== WHAT THE EXERCISE ASKS ==
Among the lines below, list those containing the string "chart".
*** Begin section ***
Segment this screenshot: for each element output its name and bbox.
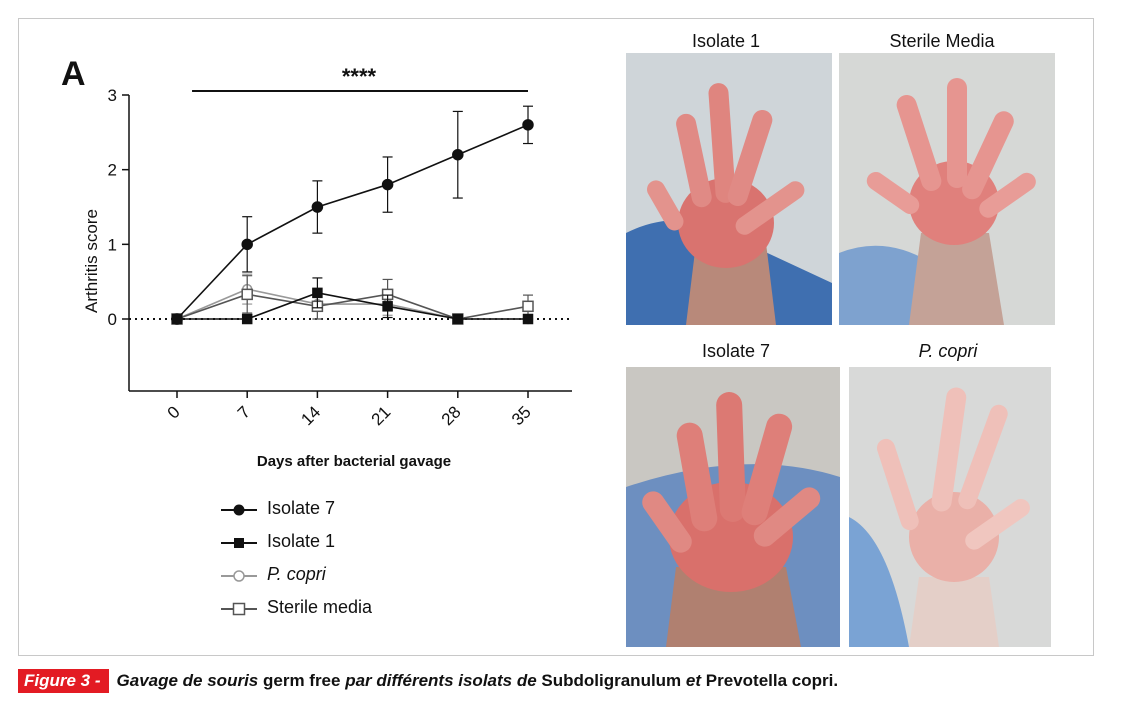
series-line bbox=[176, 124, 529, 320]
caption-part: Subdoligranulum bbox=[541, 671, 682, 690]
x-tick-label: 0 bbox=[164, 402, 184, 422]
data-point bbox=[241, 288, 253, 301]
paw-photo-p-copri bbox=[849, 367, 1051, 647]
x-tick-label: 35 bbox=[508, 402, 535, 429]
series-isolate-7 bbox=[171, 105, 534, 325]
x-tick-label: 14 bbox=[297, 402, 324, 429]
legend-label: P. copri bbox=[267, 564, 326, 584]
legend-marker-open-square bbox=[221, 602, 257, 616]
paw-photo-sterile-media bbox=[839, 53, 1055, 325]
series-line bbox=[177, 292, 528, 320]
legend-item-isolate-7: Isolate 7 bbox=[219, 495, 439, 525]
series-isolate-1 bbox=[171, 277, 534, 325]
chart-axes: 0 1 2 3 0 7 14 21 28 35 bbox=[108, 86, 572, 429]
panel-letter: A bbox=[61, 55, 86, 93]
data-point bbox=[522, 119, 534, 131]
y-tick-label: 0 bbox=[108, 310, 117, 329]
series-line bbox=[176, 288, 528, 320]
data-point bbox=[312, 287, 323, 299]
caption-part: par différents isolats de bbox=[345, 671, 537, 690]
legend-item-sterile-media: Sterile media bbox=[219, 594, 439, 624]
caption-part: Gavage de souris bbox=[116, 671, 259, 690]
legend-item-isolate-1: Isolate 1 bbox=[219, 528, 439, 558]
data-point bbox=[241, 238, 253, 251]
data-point bbox=[171, 313, 183, 325]
y-tick-label: 3 bbox=[108, 86, 117, 105]
legend-label: Isolate 1 bbox=[267, 531, 336, 551]
caption-part: germ free bbox=[262, 671, 341, 690]
data-point bbox=[382, 301, 393, 312]
photo-title-isolate-1: Isolate 1 bbox=[691, 31, 761, 51]
y-tick-label: 1 bbox=[108, 235, 117, 254]
photo-title-p-copri: P. copri bbox=[918, 341, 978, 361]
data-point bbox=[522, 300, 534, 313]
x-tick-label: 21 bbox=[368, 402, 395, 429]
y-tick-label: 2 bbox=[108, 161, 117, 180]
chart-marks bbox=[171, 105, 534, 325]
figure-caption: Figure 3 - Gavage de souris germ free par… bbox=[18, 669, 838, 693]
legend-marker-open-circle bbox=[221, 570, 257, 582]
data-point bbox=[452, 148, 464, 161]
paw-photo-isolate-7 bbox=[626, 367, 840, 647]
legend-label: Sterile media bbox=[267, 597, 373, 617]
data-point bbox=[311, 201, 324, 213]
series-line bbox=[176, 293, 529, 320]
data-point bbox=[522, 313, 534, 325]
data-point bbox=[381, 178, 394, 191]
x-axis-label: Days after bacterial gavage bbox=[257, 453, 451, 470]
legend-item-p-copri: P. copri bbox=[219, 561, 439, 591]
data-point bbox=[241, 313, 253, 325]
caption-part: Prevotella copri. bbox=[705, 671, 839, 690]
caption-part: et bbox=[685, 671, 702, 690]
paw-photo-isolate-1 bbox=[626, 53, 832, 325]
x-tick-label: 28 bbox=[438, 402, 465, 429]
caption-label: Figure 3 - bbox=[18, 669, 109, 693]
legend-marker-filled-circle bbox=[221, 504, 257, 516]
x-tick-label: 7 bbox=[234, 402, 254, 422]
photo-title-isolate-7: Isolate 7 bbox=[701, 341, 771, 361]
significance-label: **** bbox=[342, 64, 377, 89]
figure-frame: A 0 1 2 3 0 7 14 21 28 35 Arthritis score Days af… bbox=[18, 18, 1094, 656]
y-axis-label: Arthritis score bbox=[82, 209, 101, 313]
legend-marker-filled-square bbox=[221, 538, 257, 548]
photo-title-sterile-media: Sterile Media bbox=[889, 31, 995, 51]
arthritis-score-chart: 0 1 2 3 0 7 14 21 28 35 Arthritis score Days afte… bbox=[82, 64, 572, 470]
data-point bbox=[452, 313, 464, 325]
legend-label: Isolate 7 bbox=[267, 498, 336, 518]
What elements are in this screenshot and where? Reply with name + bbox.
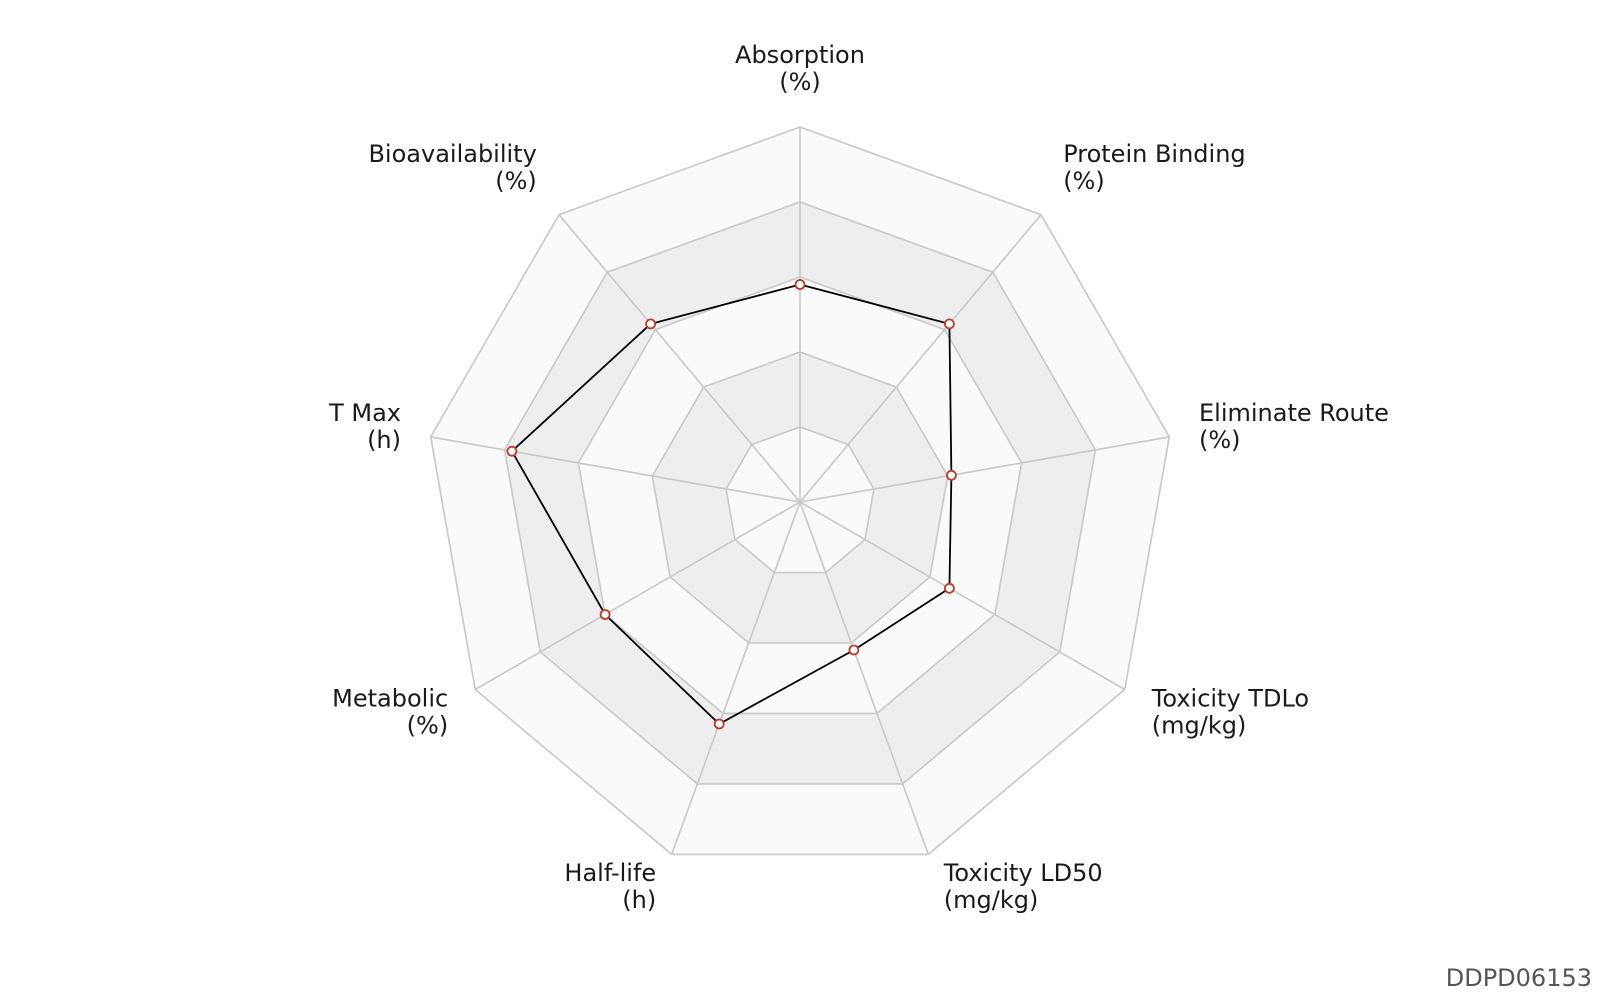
- data-point-8: [645, 318, 656, 330]
- data-point-1: [944, 318, 955, 330]
- axis-label-3: Toxicity TDLo: [1151, 685, 1309, 713]
- spoke-6: [474, 501, 801, 691]
- axis-unit-1: (%): [1063, 167, 1105, 195]
- radar-series: [506, 279, 957, 730]
- spoke-5: [670, 501, 801, 855]
- axis-unit-6: (%): [407, 712, 449, 740]
- axis-unit-3: (mg/kg): [1152, 712, 1247, 740]
- axis-unit-7: (h): [367, 426, 401, 454]
- radar-spokes: [430, 127, 1170, 855]
- axis-label-2: Eliminate Route: [1199, 399, 1389, 427]
- spoke-3: [799, 501, 1126, 691]
- axis-unit-0: (%): [779, 68, 821, 96]
- axis-unit-5: (h): [622, 886, 656, 914]
- axis-unit-4: (mg/kg): [944, 886, 1039, 914]
- data-point-5: [713, 718, 725, 730]
- axis-labels: Absorption(%)Protein Binding(%)Eliminate…: [328, 41, 1389, 914]
- axis-label-0: Absorption: [735, 41, 865, 69]
- axis-label-1: Protein Binding: [1063, 140, 1245, 168]
- data-point-0: [794, 279, 806, 290]
- spoke-1: [799, 214, 1042, 503]
- axis-label-8: Bioavailability: [368, 140, 536, 168]
- series-line: [510, 283, 953, 726]
- data-point-2: [946, 469, 957, 481]
- spoke-4: [799, 501, 930, 855]
- data-point-3: [944, 582, 955, 594]
- axis-label-7: T Max: [328, 399, 401, 427]
- axis-label-5: Half-life: [564, 859, 656, 887]
- axis-label-4: Toxicity LD50: [943, 859, 1103, 887]
- spoke-7: [430, 436, 801, 503]
- spoke-8: [558, 214, 801, 503]
- chart-id-label: DDPD06153: [1445, 964, 1592, 992]
- axis-unit-2: (%): [1199, 426, 1241, 454]
- axis-label-6: Metabolic: [332, 685, 448, 713]
- axis-unit-8: (%): [495, 167, 537, 195]
- data-point-6: [599, 609, 611, 620]
- spoke-2: [799, 436, 1170, 503]
- data-point-4: [848, 644, 860, 656]
- data-point-7: [506, 445, 518, 457]
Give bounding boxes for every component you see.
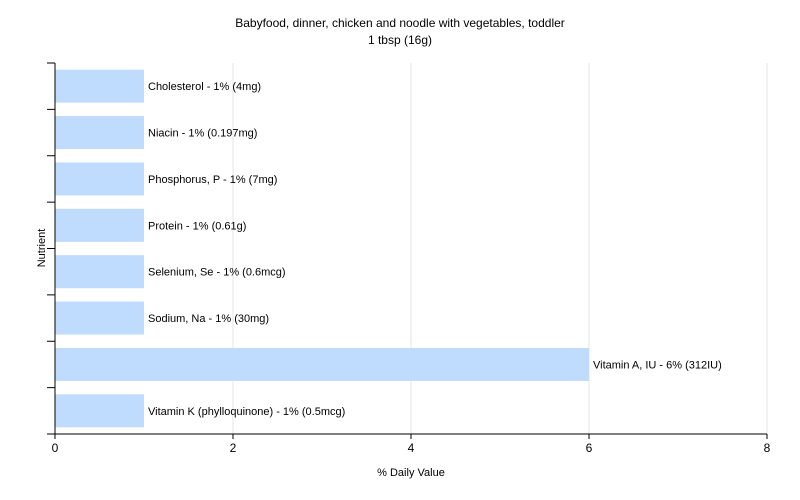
x-axis-label: % Daily Value [377, 467, 445, 479]
axes: 0 2 4 6 8 [47, 62, 771, 455]
bar [55, 208, 144, 242]
chart-title: Babyfood, dinner, chicken and noodle wit… [235, 16, 565, 30]
x-tick-label: 6 [586, 441, 593, 455]
bar-label: Phosphorus, P - 1% (7mg) [148, 174, 277, 186]
bar [55, 255, 144, 289]
bar-label: Cholesterol - 1% (4mg) [148, 81, 261, 93]
chart-subtitle: 1 tbsp (16g) [368, 33, 432, 47]
bar-label: Sodium, Na - 1% (30mg) [148, 313, 269, 325]
x-tick-label: 4 [408, 441, 415, 455]
x-tick-label: 8 [764, 441, 771, 455]
bar-label: Niacin - 1% (0.197mg) [148, 128, 257, 140]
x-tick-label: 0 [52, 441, 59, 455]
bar [55, 162, 144, 196]
x-tick-label: 2 [230, 441, 237, 455]
bar-label: Vitamin A, IU - 6% (312IU) [593, 359, 722, 371]
bars: Cholesterol - 1% (4mg) Niacin - 1% (0.197… [55, 69, 722, 428]
bar-label: Protein - 1% (0.61g) [148, 220, 246, 232]
bar [55, 301, 144, 335]
y-axis-label: Nutrient [36, 229, 48, 268]
bar [55, 394, 144, 428]
bar-label: Vitamin K (phylloquinone) - 1% (0.5mcg) [148, 406, 345, 418]
bar-label: Selenium, Se - 1% (0.6mcg) [148, 267, 286, 279]
bar [55, 347, 589, 381]
bar [55, 116, 144, 150]
bar [55, 69, 144, 103]
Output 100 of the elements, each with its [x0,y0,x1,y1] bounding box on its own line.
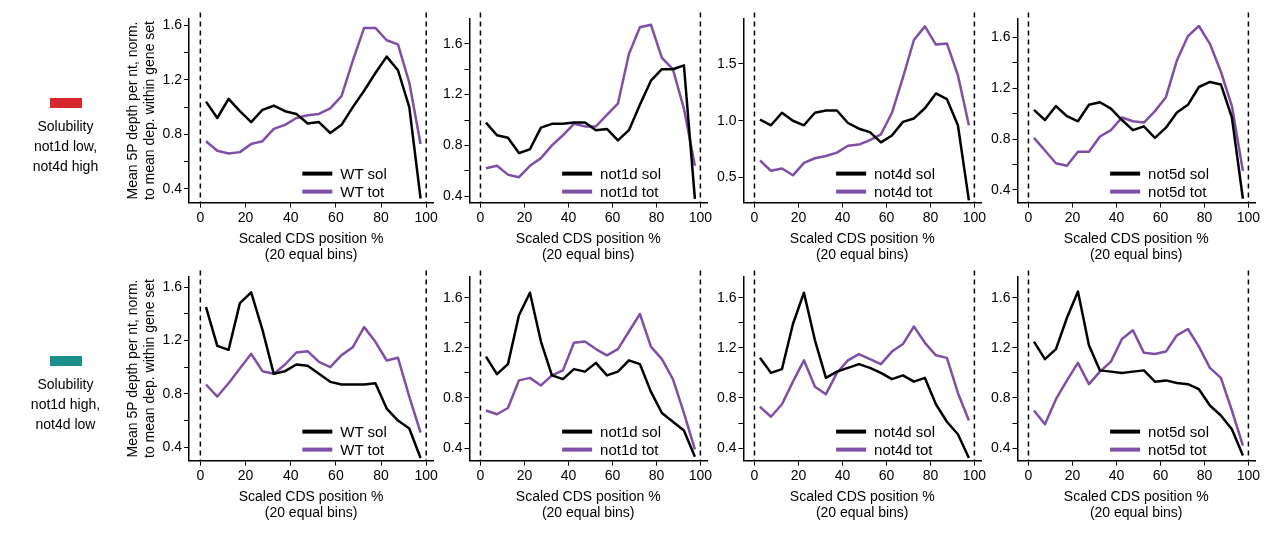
*** End section ***
== SOLUTION ==
chart-axes: 0 1 2 3 0 7 14 21 28 35 bbox=[108, 86, 572, 429]
chart-marks bbox=[171, 105, 534, 325]
arthritis-score-chart: 0 1 2 3 0 7 14 21 28 35 Arthritis score Days afte… bbox=[82, 64, 572, 470]
- chart-id-label: DDPD06153: [1445, 964, 1592, 992]
chart-title: Babyfood, dinner, chicken and noodle wit… [235, 16, 565, 30]
chart-subtitle: 1 tbsp (16g) [368, 33, 432, 47]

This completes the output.